- _WRITTEN EXERCISE_
Each entry below is to be extracted exactly.

Stored data
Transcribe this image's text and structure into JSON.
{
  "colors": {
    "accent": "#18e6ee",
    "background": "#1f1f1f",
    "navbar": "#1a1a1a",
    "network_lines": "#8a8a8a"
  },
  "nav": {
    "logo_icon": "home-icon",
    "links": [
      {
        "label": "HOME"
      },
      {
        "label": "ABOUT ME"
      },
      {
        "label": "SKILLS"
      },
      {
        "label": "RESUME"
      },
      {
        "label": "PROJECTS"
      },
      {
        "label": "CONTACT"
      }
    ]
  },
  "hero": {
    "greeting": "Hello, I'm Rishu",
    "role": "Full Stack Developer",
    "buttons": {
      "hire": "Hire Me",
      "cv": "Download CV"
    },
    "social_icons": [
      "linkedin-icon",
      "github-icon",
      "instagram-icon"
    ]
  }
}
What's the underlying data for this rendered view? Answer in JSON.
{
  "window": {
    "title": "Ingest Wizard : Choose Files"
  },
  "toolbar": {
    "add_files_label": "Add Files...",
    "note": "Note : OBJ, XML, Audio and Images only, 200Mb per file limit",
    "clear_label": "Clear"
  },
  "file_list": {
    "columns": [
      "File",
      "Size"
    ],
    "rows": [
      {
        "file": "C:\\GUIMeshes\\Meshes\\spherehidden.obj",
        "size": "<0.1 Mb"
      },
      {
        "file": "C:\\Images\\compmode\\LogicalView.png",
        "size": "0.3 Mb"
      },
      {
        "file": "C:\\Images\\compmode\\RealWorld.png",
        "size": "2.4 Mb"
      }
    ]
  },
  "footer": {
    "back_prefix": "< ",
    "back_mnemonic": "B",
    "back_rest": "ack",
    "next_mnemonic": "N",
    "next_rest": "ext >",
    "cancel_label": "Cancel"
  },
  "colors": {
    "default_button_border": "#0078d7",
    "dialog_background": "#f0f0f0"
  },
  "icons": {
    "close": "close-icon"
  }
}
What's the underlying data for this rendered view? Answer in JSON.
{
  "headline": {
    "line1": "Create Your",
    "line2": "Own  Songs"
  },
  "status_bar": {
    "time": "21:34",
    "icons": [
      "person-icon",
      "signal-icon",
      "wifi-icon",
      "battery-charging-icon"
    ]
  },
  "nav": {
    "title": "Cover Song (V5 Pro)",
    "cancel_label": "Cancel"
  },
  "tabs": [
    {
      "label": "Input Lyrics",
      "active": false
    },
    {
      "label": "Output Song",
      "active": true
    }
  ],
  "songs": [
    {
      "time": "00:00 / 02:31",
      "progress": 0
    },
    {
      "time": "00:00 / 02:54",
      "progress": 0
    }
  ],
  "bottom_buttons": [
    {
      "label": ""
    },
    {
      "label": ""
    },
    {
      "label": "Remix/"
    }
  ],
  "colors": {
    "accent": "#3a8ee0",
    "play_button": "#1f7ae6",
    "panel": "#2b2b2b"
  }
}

- _SOLUTION FOR THIS EXERCISE_
Transcribe this image's text and structure into JSON.
{
  "colors": {
    "accent": "#18e6ee",
    "background": "#1f1f1f",
    "navbar": "#1a1a1a",
    "network_lines": "#8a8a8a"
  },
  "nav": {
    "logo_icon": "home-icon",
    "links": [
      {
        "label": "HOME"
      },
      {
        "label": "ABOUT ME"
      },
      {
        "label": "SKILLS"
      },
      {
        "label": "RESUME"
      },
      {
        "label": "PROJECTS"
      },
      {
        "label": "CONTACT"
      }
    ]
  },
  "hero": {
    "greeting": "Hello, I'm Rishu",
    "role": "Full Stack Developer",
    "buttons": {
      "hire": "Hire Me",
      "cv": "Download CV"
    },
    "social_icons": [
      "linkedin-icon",
      "github-icon",
      "instagram-icon"
    ]
  }
}
What's the underlying data for this rendered view? Answer in JSON.
{
  "window": {
    "title": "Ingest Wizard : Choose Files"
  },
  "toolbar": {
    "add_files_label": "Add Files...",
    "note": "Note : OBJ, XML, Audio and Images only, 200Mb per file limit",
    "clear_label": "Clear"
  },
  "file_list": {
    "columns": [
      "File",
      "Size"
    ],
    "rows": [
      {
        "file": "C:\\GUIMeshes\\Meshes\\spherehidden.obj",
        "size": "<0.1 Mb"
      },
      {
        "file": "C:\\Images\\compmode\\LogicalView.png",
        "size": "0.3 Mb"
      },
      {
        "file": "C:\\Images\\compmode\\RealWorld.png",
        "size": "2.4 Mb"
      }
    ]
  },
  "footer": {
    "back_prefix": "< ",
    "back_mnemonic": "B",
    "back_rest": "ack",
    "next_mnemonic": "N",
    "next_rest": "ext >",
    "cancel_label": "Cancel"
  },
  "colors": {
    "default_button_border": "#0078d7",
    "dialog_background": "#f0f0f0"
  },
  "icons": {
    "close": "close-icon"
  }
}
What's the underlying data for this rendered view? Answer in JSON.
{
  "headline": {
    "line1": "Create Your",
    "line2": "Own  Songs"
  },
  "status_bar": {
    "time": "21:34",
    "icons": [
      "person-icon",
      "signal-icon",
      "wifi-icon",
      "battery-charging-icon"
    ]
  },
  "nav": {
    "title": "Cover Song (V5 Pro)",
    "cancel_label": "Cancel"
  },
  "tabs": [
    {
      "label": "Input Lyrics",
      "active": false
    },
    {
      "label": "Output Song",
      "active": true
    }
  ],
  "songs": [
    {
      "time": "00:00 / 02:31",
      "progress": 0
    },
    {
      "time": "00:00 / 02:54",
      "progress": 0
    }
  ],
  "bottom_buttons": [
    {
      "label": ""
    },
    {
      "label": ""
    },
    {
      "label": "Remix/"
    }
  ],
  "colors": {
    "accent": "#3a8ee0",
    "play_button": "#1f7ae6",
    "panel": "#2b2b2b"
  }
}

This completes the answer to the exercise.